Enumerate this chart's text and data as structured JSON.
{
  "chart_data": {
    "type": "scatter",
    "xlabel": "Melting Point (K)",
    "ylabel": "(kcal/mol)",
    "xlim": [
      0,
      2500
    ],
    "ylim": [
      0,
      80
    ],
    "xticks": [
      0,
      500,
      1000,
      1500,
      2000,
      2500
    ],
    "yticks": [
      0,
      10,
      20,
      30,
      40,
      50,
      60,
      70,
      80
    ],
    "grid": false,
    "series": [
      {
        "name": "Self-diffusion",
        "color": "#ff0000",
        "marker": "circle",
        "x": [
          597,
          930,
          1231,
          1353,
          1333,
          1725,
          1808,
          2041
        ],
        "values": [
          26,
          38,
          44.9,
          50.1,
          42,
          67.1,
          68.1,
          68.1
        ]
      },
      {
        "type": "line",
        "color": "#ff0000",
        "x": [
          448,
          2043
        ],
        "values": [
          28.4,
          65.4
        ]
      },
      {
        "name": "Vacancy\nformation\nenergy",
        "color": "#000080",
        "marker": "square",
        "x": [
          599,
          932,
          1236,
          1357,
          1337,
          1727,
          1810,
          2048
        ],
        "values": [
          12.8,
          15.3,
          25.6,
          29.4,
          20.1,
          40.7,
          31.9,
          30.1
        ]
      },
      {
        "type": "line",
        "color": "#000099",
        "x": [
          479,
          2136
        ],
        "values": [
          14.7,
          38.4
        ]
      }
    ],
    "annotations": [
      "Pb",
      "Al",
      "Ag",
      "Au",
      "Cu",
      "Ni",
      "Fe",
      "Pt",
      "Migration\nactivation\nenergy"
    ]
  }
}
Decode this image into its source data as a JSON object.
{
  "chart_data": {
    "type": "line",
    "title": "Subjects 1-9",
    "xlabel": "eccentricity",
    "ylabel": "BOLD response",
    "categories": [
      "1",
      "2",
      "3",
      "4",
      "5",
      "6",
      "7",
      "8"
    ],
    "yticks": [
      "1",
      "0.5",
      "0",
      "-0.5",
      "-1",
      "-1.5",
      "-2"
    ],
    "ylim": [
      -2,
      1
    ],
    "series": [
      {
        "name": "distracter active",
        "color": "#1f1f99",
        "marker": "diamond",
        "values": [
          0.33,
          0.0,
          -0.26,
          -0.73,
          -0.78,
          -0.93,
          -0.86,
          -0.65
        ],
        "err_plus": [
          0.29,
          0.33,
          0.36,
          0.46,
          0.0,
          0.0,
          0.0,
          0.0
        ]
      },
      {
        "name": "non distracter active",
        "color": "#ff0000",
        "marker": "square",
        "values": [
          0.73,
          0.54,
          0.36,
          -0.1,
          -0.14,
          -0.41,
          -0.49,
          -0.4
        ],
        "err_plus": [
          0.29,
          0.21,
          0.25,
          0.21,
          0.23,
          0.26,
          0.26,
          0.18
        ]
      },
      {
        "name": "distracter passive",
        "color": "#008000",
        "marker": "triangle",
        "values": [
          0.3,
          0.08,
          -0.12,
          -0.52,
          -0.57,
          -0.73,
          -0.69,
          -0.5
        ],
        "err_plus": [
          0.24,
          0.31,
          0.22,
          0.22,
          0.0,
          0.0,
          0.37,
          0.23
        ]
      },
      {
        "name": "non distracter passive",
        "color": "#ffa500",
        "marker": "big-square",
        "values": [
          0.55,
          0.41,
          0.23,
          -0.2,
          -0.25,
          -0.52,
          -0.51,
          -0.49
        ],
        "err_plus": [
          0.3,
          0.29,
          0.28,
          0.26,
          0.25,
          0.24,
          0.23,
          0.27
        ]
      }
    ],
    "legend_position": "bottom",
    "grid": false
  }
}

::::::::

* [Set task] Collect the complete line wherever the string "marker" appears in the records.

* [Full answer]
        "marker": "circle",
        "marker": "square",
        "marker": "diamond",
        "marker": "square",
        "marker": "triangle",
        "marker": "big-square",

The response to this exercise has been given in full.